Scan the following material for the string "screenshot" and copy each line in which it appears.
>> BEGIN
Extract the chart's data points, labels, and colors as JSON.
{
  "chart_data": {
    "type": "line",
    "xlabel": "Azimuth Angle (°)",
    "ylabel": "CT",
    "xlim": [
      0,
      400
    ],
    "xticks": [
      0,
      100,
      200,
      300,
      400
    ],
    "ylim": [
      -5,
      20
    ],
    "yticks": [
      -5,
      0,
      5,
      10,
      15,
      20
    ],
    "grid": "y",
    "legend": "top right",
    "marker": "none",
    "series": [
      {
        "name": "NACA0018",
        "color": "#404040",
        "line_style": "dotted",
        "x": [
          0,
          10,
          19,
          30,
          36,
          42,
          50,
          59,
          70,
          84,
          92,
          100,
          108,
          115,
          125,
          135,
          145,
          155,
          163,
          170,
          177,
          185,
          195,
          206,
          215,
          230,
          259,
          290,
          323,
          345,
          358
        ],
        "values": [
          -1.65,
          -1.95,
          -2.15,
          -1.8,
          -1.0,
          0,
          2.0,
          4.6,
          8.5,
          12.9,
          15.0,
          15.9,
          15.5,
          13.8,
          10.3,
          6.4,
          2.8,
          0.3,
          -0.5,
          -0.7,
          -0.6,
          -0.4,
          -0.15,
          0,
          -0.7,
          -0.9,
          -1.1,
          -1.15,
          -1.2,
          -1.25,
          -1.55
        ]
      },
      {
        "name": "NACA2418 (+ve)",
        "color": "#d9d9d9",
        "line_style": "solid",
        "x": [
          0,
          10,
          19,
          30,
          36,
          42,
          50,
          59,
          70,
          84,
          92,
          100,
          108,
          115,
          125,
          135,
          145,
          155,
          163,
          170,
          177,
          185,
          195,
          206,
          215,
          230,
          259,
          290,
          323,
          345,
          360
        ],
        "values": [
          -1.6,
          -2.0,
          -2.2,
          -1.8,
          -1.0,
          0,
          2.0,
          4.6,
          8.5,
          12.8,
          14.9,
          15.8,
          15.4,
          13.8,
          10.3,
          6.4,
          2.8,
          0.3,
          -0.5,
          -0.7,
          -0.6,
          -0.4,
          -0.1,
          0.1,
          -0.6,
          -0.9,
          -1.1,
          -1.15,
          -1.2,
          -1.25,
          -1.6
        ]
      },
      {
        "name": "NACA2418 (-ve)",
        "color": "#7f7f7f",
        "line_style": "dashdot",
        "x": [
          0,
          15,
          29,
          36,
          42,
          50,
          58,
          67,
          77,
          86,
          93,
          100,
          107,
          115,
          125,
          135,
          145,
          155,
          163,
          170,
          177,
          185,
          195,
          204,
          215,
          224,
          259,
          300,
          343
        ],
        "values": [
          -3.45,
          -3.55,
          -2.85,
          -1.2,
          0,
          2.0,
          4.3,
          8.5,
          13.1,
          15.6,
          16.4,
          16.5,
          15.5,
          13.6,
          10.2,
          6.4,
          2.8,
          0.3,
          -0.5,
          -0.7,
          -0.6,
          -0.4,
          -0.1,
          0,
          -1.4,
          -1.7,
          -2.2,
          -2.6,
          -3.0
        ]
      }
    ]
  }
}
>> END
>> BEGIN
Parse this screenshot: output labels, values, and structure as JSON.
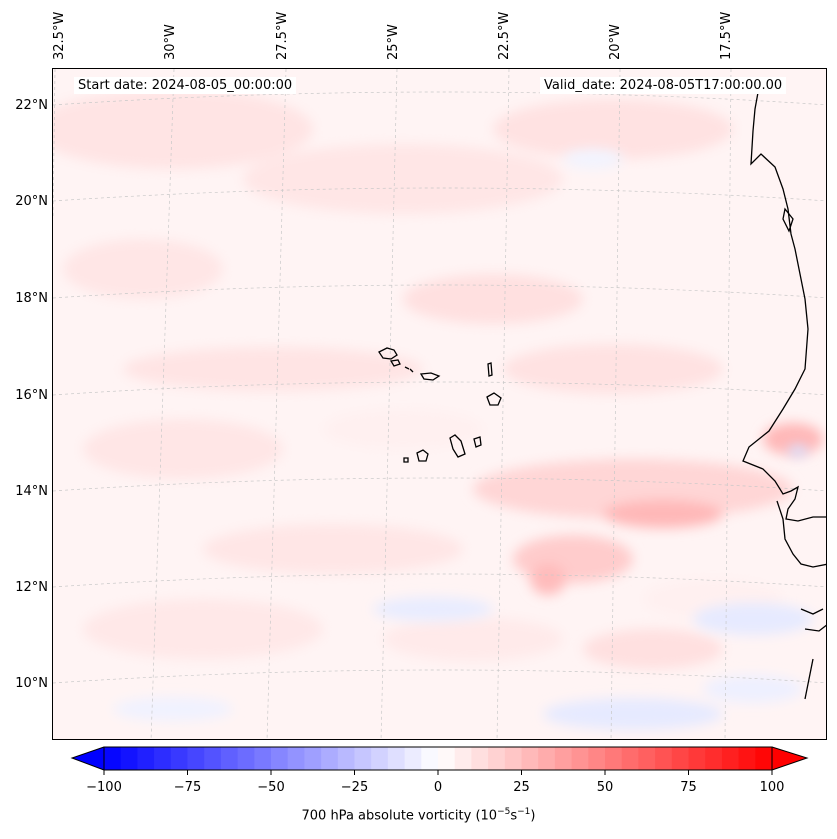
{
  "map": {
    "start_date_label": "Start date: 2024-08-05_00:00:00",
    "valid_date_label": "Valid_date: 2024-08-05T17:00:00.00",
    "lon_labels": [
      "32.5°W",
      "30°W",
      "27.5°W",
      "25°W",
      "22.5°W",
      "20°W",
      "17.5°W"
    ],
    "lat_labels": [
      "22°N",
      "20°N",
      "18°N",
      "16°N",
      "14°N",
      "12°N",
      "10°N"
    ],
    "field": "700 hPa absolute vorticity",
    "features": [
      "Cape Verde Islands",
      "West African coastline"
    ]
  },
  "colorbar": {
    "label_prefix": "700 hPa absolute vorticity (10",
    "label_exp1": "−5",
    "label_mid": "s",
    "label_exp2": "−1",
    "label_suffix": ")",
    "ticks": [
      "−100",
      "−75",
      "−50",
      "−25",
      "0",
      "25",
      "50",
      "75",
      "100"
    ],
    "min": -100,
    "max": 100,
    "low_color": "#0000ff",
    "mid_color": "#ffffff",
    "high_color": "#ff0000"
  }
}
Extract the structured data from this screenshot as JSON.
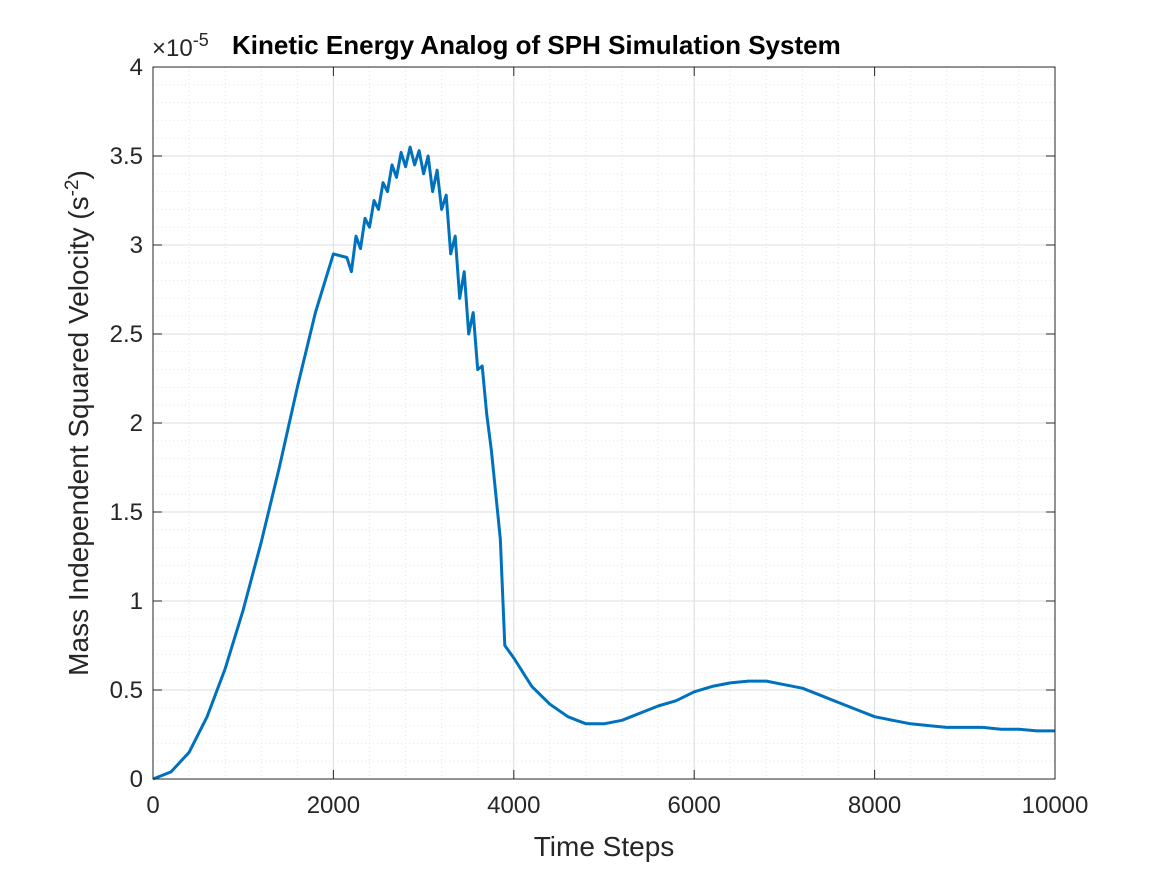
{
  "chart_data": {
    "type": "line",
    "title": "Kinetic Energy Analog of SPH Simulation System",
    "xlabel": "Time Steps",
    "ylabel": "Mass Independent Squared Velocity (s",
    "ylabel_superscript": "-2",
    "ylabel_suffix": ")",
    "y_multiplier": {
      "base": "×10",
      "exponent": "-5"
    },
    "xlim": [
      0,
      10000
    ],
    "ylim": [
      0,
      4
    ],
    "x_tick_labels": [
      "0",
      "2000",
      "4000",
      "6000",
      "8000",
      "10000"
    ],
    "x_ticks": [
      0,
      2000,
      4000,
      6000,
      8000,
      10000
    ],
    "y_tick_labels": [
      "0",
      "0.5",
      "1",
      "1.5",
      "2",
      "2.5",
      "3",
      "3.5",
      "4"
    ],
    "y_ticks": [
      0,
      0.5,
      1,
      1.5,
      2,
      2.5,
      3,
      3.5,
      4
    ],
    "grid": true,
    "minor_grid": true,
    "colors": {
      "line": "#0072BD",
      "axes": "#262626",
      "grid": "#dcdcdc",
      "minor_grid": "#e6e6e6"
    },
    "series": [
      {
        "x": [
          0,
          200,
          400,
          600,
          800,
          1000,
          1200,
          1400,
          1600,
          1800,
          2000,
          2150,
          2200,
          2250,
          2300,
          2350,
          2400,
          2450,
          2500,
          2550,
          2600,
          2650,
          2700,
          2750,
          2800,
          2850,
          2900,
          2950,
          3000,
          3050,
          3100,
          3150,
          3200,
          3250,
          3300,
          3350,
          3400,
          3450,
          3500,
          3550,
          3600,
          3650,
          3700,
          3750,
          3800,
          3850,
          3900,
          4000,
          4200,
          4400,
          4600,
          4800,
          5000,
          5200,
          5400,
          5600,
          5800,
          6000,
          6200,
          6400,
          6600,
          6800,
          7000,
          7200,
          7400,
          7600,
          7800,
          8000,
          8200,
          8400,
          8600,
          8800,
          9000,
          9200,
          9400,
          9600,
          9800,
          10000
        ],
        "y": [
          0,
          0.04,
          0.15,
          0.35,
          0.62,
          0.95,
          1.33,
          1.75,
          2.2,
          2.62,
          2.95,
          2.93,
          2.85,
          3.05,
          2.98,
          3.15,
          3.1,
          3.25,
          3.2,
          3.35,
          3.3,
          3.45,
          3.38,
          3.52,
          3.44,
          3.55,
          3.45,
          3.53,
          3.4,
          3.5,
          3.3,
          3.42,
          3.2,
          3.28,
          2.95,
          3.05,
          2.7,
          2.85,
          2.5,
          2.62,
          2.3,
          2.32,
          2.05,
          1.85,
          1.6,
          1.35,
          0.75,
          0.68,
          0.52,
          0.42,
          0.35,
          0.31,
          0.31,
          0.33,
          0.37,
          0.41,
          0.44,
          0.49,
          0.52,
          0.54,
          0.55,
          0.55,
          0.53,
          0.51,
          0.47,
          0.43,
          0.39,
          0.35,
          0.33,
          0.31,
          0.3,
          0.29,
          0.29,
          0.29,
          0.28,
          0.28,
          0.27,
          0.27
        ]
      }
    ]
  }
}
>> END
[Exercise result]
Parse this screenshot: output labels, values, and structure as JSON.
Extract the structured data from this screenshot as JSON.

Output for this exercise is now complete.